OpenShift Installer Setup

For the following steps, change into a clean directory (for example a directory in your home).

These are the only steps which aren’t idempotent and have to be completed uninterrupted in one go. If you have to recreate the install config or any of the generated manifests you need to rerun all of the subsequent steps.

You can add more options to the install-config.yaml file. Have a look at the config example for more information.

For example, you could change the SDN from a default value to something a customer requests due to some network requirements.

  1. Prepare SSH key

    We generate a unique SSH key pair for the cluster as this gives us troubleshooting access.

    SSH_PRIVATE_KEY="$(pwd)/ssh_$CLUSTER_ID"
    export SSH_PUBLIC_KEY="${SSH_PRIVATE_KEY}.pub"
    
    ssh-keygen -C "vault@$CLUSTER_ID" -t ed25519 -f $SSH_PRIVATE_KEY -N ''
    
    vault kv put clusters/kv/${TENANT_ID}/${CLUSTER_ID}/cloudscale/ssh \
      private_key=$(cat $SSH_PRIVATE_KEY | base64 --wrap 0)
    
    ssh-add $SSH_PRIVATE_KEY
  2. Prepare install-config.yaml

    export INSTALLER_DIR="$(pwd)/target"
    mkdir -p "${INSTALLER_DIR}"
    
    cat > "${INSTALLER_DIR}/install-config.yaml" <<EOF
    apiVersion: v1
    metadata:
      name: ${CLUSTER_ID}
    baseDomain: ${BASE_DOMAIN}
    platform:
      none: {}
    pullSecret: |
      ${PULL_SECRET}
    sshKey: "$(cat $SSH_PUBLIC_KEY)"
    EOF
  3. Render install manifests (this will consume the install-config.yaml)

- WHAT TO WORK ON:
**a.** Using the installer setup text, decide whether each statement agrees with it: (i) The steps can safely be interrupted and resumed later. (ii) A unique SSH key pair is created for the cluster to provide troubleshooting access. (iii) The install-config.yaml file accepts more options than the ones shown. For each, answer yes or no and quote the words that decide it.
**b.** According to the installer setup text, what must you do if you recreate the install config or any generated manifest?
**c.** Rewrite the installer setup text's paragraph beginning "These are the only steps" as a short list that keeps its main facts.

- GIVEN ENTRIES:

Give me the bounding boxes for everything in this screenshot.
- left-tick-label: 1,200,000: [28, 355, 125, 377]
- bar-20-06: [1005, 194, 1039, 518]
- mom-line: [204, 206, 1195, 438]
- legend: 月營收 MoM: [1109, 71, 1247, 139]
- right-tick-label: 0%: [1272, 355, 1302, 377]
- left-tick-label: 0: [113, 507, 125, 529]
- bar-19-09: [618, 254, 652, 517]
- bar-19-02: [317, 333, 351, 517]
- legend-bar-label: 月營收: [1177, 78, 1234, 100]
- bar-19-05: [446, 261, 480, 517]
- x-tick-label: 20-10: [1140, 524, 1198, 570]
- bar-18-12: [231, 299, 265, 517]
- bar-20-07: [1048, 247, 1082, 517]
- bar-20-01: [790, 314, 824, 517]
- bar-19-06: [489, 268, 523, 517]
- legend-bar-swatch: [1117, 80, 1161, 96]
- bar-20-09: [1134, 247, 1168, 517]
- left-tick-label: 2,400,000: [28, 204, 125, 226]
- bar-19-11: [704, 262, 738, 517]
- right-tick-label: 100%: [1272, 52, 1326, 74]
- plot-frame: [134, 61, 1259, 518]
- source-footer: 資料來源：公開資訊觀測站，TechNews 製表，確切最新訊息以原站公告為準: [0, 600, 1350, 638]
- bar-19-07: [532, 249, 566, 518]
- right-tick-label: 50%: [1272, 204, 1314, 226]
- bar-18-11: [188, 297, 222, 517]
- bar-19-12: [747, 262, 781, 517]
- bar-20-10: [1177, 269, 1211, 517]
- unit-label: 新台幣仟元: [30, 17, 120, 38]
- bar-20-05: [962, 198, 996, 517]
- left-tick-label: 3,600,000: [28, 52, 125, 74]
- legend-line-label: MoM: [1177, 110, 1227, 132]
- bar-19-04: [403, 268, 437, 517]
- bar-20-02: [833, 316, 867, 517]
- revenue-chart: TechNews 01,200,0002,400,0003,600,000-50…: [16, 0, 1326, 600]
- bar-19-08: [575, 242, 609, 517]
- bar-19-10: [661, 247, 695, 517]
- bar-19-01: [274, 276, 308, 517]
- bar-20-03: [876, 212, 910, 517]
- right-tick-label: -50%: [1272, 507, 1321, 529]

- RESULTS OF THE EXERCISE:
**a.**
(i) No: "These are the only steps which aren’t idempotent and have to be completed uninterrupted in one go."
(ii) Yes: "We generate a unique SSH key pair for the cluster as this gives us troubleshooting access."
(iii) Yes: "You can add more options to the install-config.yaml file."

**b.** You need to rerun all of the subsequent steps.

**c.**
- These are the only non-idempotent steps.
- They must be completed uninterrupted in one go.
- If the install config or any generated manifest is recreated, all subsequent steps must be rerun.